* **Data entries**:
────────────────────
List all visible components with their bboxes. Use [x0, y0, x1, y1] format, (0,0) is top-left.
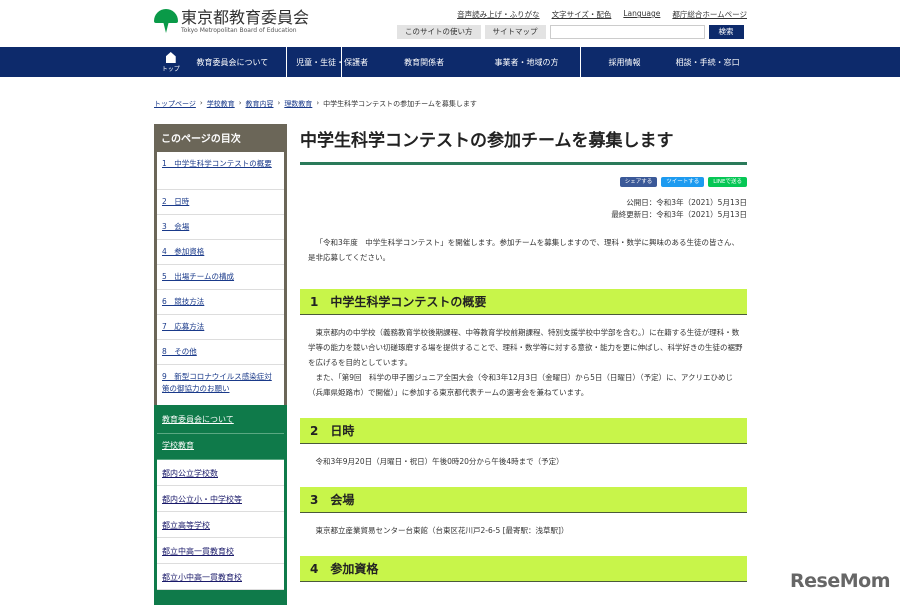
section-heading: 1 中学生科学コンテストの概要 — [300, 289, 747, 315]
search-button[interactable]: 検索 — [708, 25, 744, 39]
line-share-button[interactable]: LINEで送る — [708, 177, 747, 187]
section-heading: 2 日時 — [300, 418, 747, 444]
global-nav: トップ 教育委員会について 児童・生徒・保護者 教育関係者 事業者・地域の方 採… — [154, 47, 747, 77]
breadcrumb-science[interactable]: 理数教育 — [284, 99, 312, 109]
logo-title: 東京都教育委員会 — [181, 8, 310, 27]
section-heading: 3 会場 — [300, 487, 747, 513]
main-content: 中学生科学コンテストの参加チームを募集します シェアする ツイートする LINE… — [300, 130, 747, 592]
local-nav-item[interactable]: 都立小中高一貫教育校 — [162, 573, 242, 582]
header-tools: このサイトの使い方 サイトマップ 検索 — [397, 25, 744, 39]
utility-links: 音声読み上げ・ふりがな 文字サイズ・配色 Language 都庁総合ホームページ — [457, 9, 747, 20]
sitemap-button[interactable]: サイトマップ — [484, 25, 546, 39]
toc-item[interactable]: 9 新型コロナウイルス感染症対策の御協力のお願い — [162, 372, 272, 393]
tocho-home-link[interactable]: 都庁総合ホームページ — [672, 9, 747, 20]
font-size-link[interactable]: 文字サイズ・配色 — [552, 9, 612, 20]
nav-item-consult[interactable]: 相談・手続・窓口 — [668, 47, 747, 77]
nav-home-label: トップ — [161, 66, 180, 73]
local-nav: 教育委員会について 学校教育 都内公立学校数 都内公立小・中学校等 都立高等学校… — [154, 405, 287, 605]
local-nav-item[interactable]: 都立高等学校 — [162, 521, 210, 530]
page-title: 中学生科学コンテストの参加チームを募集します — [300, 130, 747, 165]
home-icon — [165, 52, 176, 63]
toc-item[interactable]: 1 中学生科学コンテストの概要 — [162, 159, 272, 168]
breadcrumb-current: 中学生科学コンテストの参加チームを募集します — [323, 100, 477, 108]
local-nav-section[interactable]: 教育委員会について — [162, 415, 234, 424]
nav-item-recruit[interactable]: 採用情報 — [579, 47, 669, 77]
resemom-watermark: ReseMom — [790, 570, 890, 592]
twitter-share-button[interactable]: ツイートする — [661, 177, 705, 187]
section-heading: 4 参加資格 — [300, 556, 747, 582]
toc-item[interactable]: 5 出場チームの構成 — [162, 272, 234, 281]
section-text: また、「第9回 科学の甲子園ジュニア全国大会（令和3年12月3日（金曜日）から5… — [308, 373, 734, 397]
breadcrumb-content[interactable]: 教育内容 — [246, 99, 274, 109]
nav-home[interactable]: トップ — [154, 47, 187, 77]
local-nav-item[interactable]: 都内公立小・中学校等 — [162, 495, 242, 504]
section-text: 東京都内の中学校（義務教育学校後期課程、中等教育学校前期課程、特別支援学校中学部… — [308, 328, 743, 367]
local-nav-item[interactable]: 都内公立学校数 — [162, 469, 218, 478]
breadcrumb: トップページ › 学校教育 › 教育内容 › 理数教育 › 中学生科学コンテストの参加チ… — [154, 99, 477, 109]
breadcrumb-top[interactable]: トップページ — [154, 99, 196, 109]
language-link[interactable]: Language — [623, 9, 660, 20]
updated-date: 最終更新日：令和3年（2021）5月13日 — [611, 210, 747, 219]
page-toc: このページの目次 1 中学生科学コンテストの概要 2 日時 3 会場 4 参加資… — [154, 124, 287, 412]
toc-item[interactable]: 4 参加資格 — [162, 247, 204, 256]
intro-text: 「令和3年度 中学生科学コンテスト」を開催します。参加チームを募集しますので、理… — [308, 238, 739, 262]
toc-item[interactable]: 7 応募方法 — [162, 322, 204, 331]
site-usage-button[interactable]: このサイトの使い方 — [397, 25, 481, 39]
local-nav-item[interactable]: 都立中高一貫教育校 — [162, 547, 234, 556]
toc-item[interactable]: 2 日時 — [162, 197, 189, 206]
site-logo[interactable]: 東京都教育委員会 Tokyo Metropolitan Board of Educ… — [154, 9, 309, 34]
nav-item-business[interactable]: 事業者・地域の方 — [473, 47, 579, 77]
logo-subtitle: Tokyo Metropolitan Board of Education — [181, 27, 297, 34]
published-date: 公開日：令和3年（2021）5月13日 — [626, 198, 747, 207]
toc-item[interactable]: 8 その他 — [162, 347, 197, 356]
share-buttons: シェアする ツイートする LINEで送る — [300, 177, 747, 187]
toc-title: このページの目次 — [157, 127, 284, 152]
local-nav-section[interactable]: 学校教育 — [162, 441, 194, 450]
nav-item-educators[interactable]: 教育関係者 — [375, 47, 473, 77]
furigana-link[interactable]: 音声読み上げ・ふりがな — [457, 9, 540, 20]
search-input[interactable] — [549, 25, 705, 39]
dates: 公開日：令和3年（2021）5月13日 最終更新日：令和3年（2021）5月13… — [300, 197, 747, 221]
ginkgo-logo-icon — [154, 9, 178, 33]
section-text: 東京都立産業貿易センター台東館（台東区花川戸2-6-5 [最寄駅：浅草駅]） — [315, 526, 569, 535]
section-text: 令和3年9月20日（月曜日・祝日）午後0時20分から午後4時まで（予定） — [315, 457, 564, 466]
breadcrumb-school[interactable]: 学校教育 — [207, 99, 235, 109]
nav-item-students[interactable]: 児童・生徒・保護者 — [286, 47, 375, 77]
facebook-share-button[interactable]: シェアする — [619, 177, 658, 187]
toc-item[interactable]: 6 競技方法 — [162, 297, 204, 306]
toc-item[interactable]: 3 会場 — [162, 222, 189, 231]
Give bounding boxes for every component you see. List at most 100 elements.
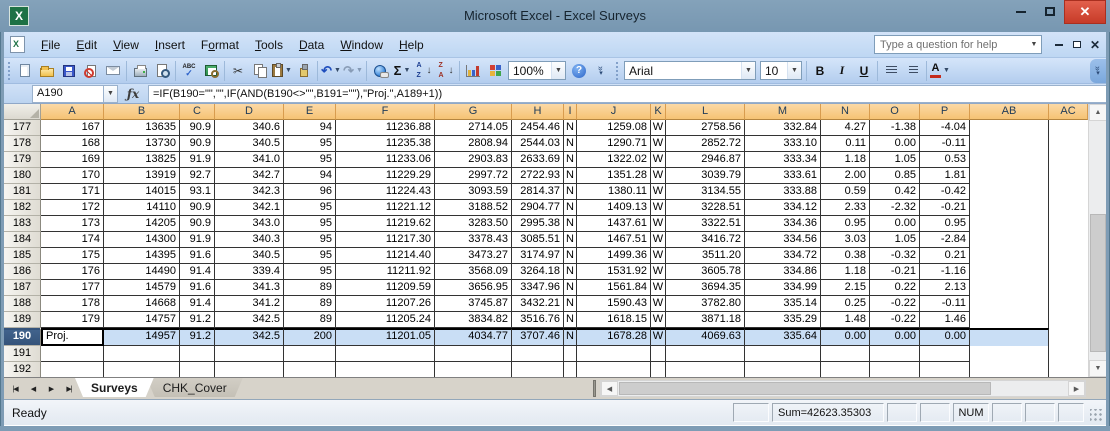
row-header-192[interactable]: 192 [4, 362, 41, 377]
workbook-close-button[interactable]: ✕ [1086, 35, 1104, 54]
cell-B187[interactable]: 14579 [104, 280, 180, 296]
cell-AC180[interactable] [1049, 168, 1088, 184]
toolbar-options-button[interactable] [590, 60, 612, 82]
sort-descending-button[interactable]: ↓ [435, 60, 457, 82]
cell-A185[interactable]: 175 [41, 248, 104, 264]
workbook-minimize-button[interactable] [1050, 35, 1068, 54]
cell-I192[interactable] [564, 362, 577, 377]
cell-P192[interactable] [920, 362, 970, 377]
cell-J184[interactable]: 1467.51 [577, 232, 651, 248]
cell-M181[interactable]: 333.88 [745, 184, 821, 200]
cell-M192[interactable] [745, 362, 821, 377]
col-header-P[interactable]: P [920, 104, 970, 120]
cell-A188[interactable]: 178 [41, 296, 104, 312]
cell-A191[interactable] [41, 346, 104, 362]
cell-G181[interactable]: 3093.59 [435, 184, 512, 200]
chevron-down-icon[interactable]: ▼ [551, 62, 565, 79]
cell-AB179[interactable] [970, 152, 1049, 168]
font-color-button[interactable]: A ▼ [929, 60, 951, 82]
cell-J188[interactable]: 1590.43 [577, 296, 651, 312]
cell-L192[interactable] [666, 362, 745, 377]
font-color-dropdown[interactable]: ▼ [941, 67, 950, 74]
cell-A179[interactable]: 169 [41, 152, 104, 168]
cell-J183[interactable]: 1437.61 [577, 216, 651, 232]
cell-F185[interactable]: 11214.40 [336, 248, 435, 264]
cell-C178[interactable]: 90.9 [180, 136, 215, 152]
cell-L179[interactable]: 2946.87 [666, 152, 745, 168]
cell-K177[interactable]: W [651, 120, 666, 136]
cell-C190[interactable]: 91.2 [180, 328, 215, 346]
cell-O191[interactable] [870, 346, 920, 362]
cell-C183[interactable]: 90.9 [180, 216, 215, 232]
cell-L180[interactable]: 3039.79 [666, 168, 745, 184]
cell-B181[interactable]: 14015 [104, 184, 180, 200]
cell-O184[interactable]: 1.05 [870, 232, 920, 248]
col-header-G[interactable]: G [435, 104, 512, 120]
cell-H190[interactable]: 3707.46 [512, 328, 564, 346]
cell-F181[interactable]: 11224.43 [336, 184, 435, 200]
cell-O190[interactable]: 0.00 [870, 328, 920, 346]
cell-AB180[interactable] [970, 168, 1049, 184]
save-button[interactable] [58, 60, 80, 82]
menu-edit[interactable]: Edit [68, 35, 105, 55]
cell-D191[interactable] [215, 346, 284, 362]
cell-M185[interactable]: 334.72 [745, 248, 821, 264]
first-sheet-button[interactable]: |◀ [6, 380, 24, 397]
cell-B186[interactable]: 14490 [104, 264, 180, 280]
undo-dropdown[interactable]: ▼ [332, 67, 341, 74]
cell-N183[interactable]: 0.95 [821, 216, 870, 232]
cell-G177[interactable]: 2714.05 [435, 120, 512, 136]
cell-AB182[interactable] [970, 200, 1049, 216]
cell-E188[interactable]: 89 [284, 296, 336, 312]
print-button[interactable] [129, 60, 151, 82]
cell-I189[interactable]: N [564, 312, 577, 328]
cell-N192[interactable] [821, 362, 870, 377]
cell-M182[interactable]: 334.12 [745, 200, 821, 216]
new-document-button[interactable] [14, 60, 36, 82]
workbook-restore-button[interactable] [1068, 35, 1086, 54]
cell-L191[interactable] [666, 346, 745, 362]
cell-G179[interactable]: 2903.83 [435, 152, 512, 168]
cell-F182[interactable]: 11221.12 [336, 200, 435, 216]
cell-E191[interactable] [284, 346, 336, 362]
cell-AB184[interactable] [970, 232, 1049, 248]
tab-split-handle[interactable] [593, 380, 596, 397]
scroll-left-button[interactable]: ◀ [601, 381, 618, 396]
cell-H177[interactable]: 2454.46 [512, 120, 564, 136]
cell-L184[interactable]: 3416.72 [666, 232, 745, 248]
cell-B177[interactable]: 13635 [104, 120, 180, 136]
cell-G192[interactable] [435, 362, 512, 377]
cell-K182[interactable]: W [651, 200, 666, 216]
cell-O187[interactable]: 0.22 [870, 280, 920, 296]
cell-P178[interactable]: -0.11 [920, 136, 970, 152]
cell-A181[interactable]: 171 [41, 184, 104, 200]
cell-K178[interactable]: W [651, 136, 666, 152]
cell-M177[interactable]: 332.84 [745, 120, 821, 136]
cell-F188[interactable]: 11207.26 [336, 296, 435, 312]
row-header-185[interactable]: 185 [4, 248, 41, 264]
col-header-D[interactable]: D [215, 104, 284, 120]
row-header-178[interactable]: 178 [4, 136, 41, 152]
cell-D182[interactable]: 342.1 [215, 200, 284, 216]
menu-insert[interactable]: Insert [147, 35, 193, 55]
research-button[interactable] [200, 60, 222, 82]
cell-B192[interactable] [104, 362, 180, 377]
cell-O178[interactable]: 0.00 [870, 136, 920, 152]
row-header-189[interactable]: 189 [4, 312, 41, 328]
cell-D180[interactable]: 342.7 [215, 168, 284, 184]
cell-C185[interactable]: 91.6 [180, 248, 215, 264]
cell-A178[interactable]: 168 [41, 136, 104, 152]
cell-K184[interactable]: W [651, 232, 666, 248]
cell-E180[interactable]: 94 [284, 168, 336, 184]
cell-L188[interactable]: 3782.80 [666, 296, 745, 312]
cell-O182[interactable]: -2.32 [870, 200, 920, 216]
cell-E185[interactable]: 95 [284, 248, 336, 264]
cell-C179[interactable]: 91.9 [180, 152, 215, 168]
email-button[interactable] [102, 60, 124, 82]
cell-N181[interactable]: 0.59 [821, 184, 870, 200]
row-header-177[interactable]: 177 [4, 120, 41, 136]
cell-AC184[interactable] [1049, 232, 1088, 248]
sheet-tab-surveys[interactable]: Surveys [75, 378, 154, 397]
cell-I186[interactable]: N [564, 264, 577, 280]
cell-D181[interactable]: 342.3 [215, 184, 284, 200]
────────────────────
* **EXERCISE**: Copy the lines of the data above word for word, starting at the line containing "row-header-192[interactable]: 192 [4, 362, 41, 377]" and ending at the line containing "cell-G181[interactable]: 3093.59 [435, 184, 512, 200]", including both.

* **ANSWER FOR THIS EXERCISE**:
row-header-192[interactable]: 192 [4, 362, 41, 377]
workbook-close-button[interactable]: ✕ [1086, 35, 1104, 54]
cell-B187[interactable]: 14579 [104, 280, 180, 296]
cell-AC180[interactable] [1049, 168, 1088, 184]
toolbar-options-button[interactable] [590, 60, 612, 82]
sort-descending-button[interactable]: ↓ [435, 60, 457, 82]
cell-A185[interactable]: 175 [41, 248, 104, 264]
workbook-minimize-button[interactable] [1050, 35, 1068, 54]
cell-I192[interactable] [564, 362, 577, 377]
cell-P192[interactable] [920, 362, 970, 377]
cell-J184[interactable]: 1467.51 [577, 232, 651, 248]
cell-M181[interactable]: 333.88 [745, 184, 821, 200]
cell-M192[interactable] [745, 362, 821, 377]
col-header-P[interactable]: P [920, 104, 970, 120]
cell-A188[interactable]: 178 [41, 296, 104, 312]
cell-A191[interactable] [41, 346, 104, 362]
cell-G181[interactable]: 3093.59 [435, 184, 512, 200]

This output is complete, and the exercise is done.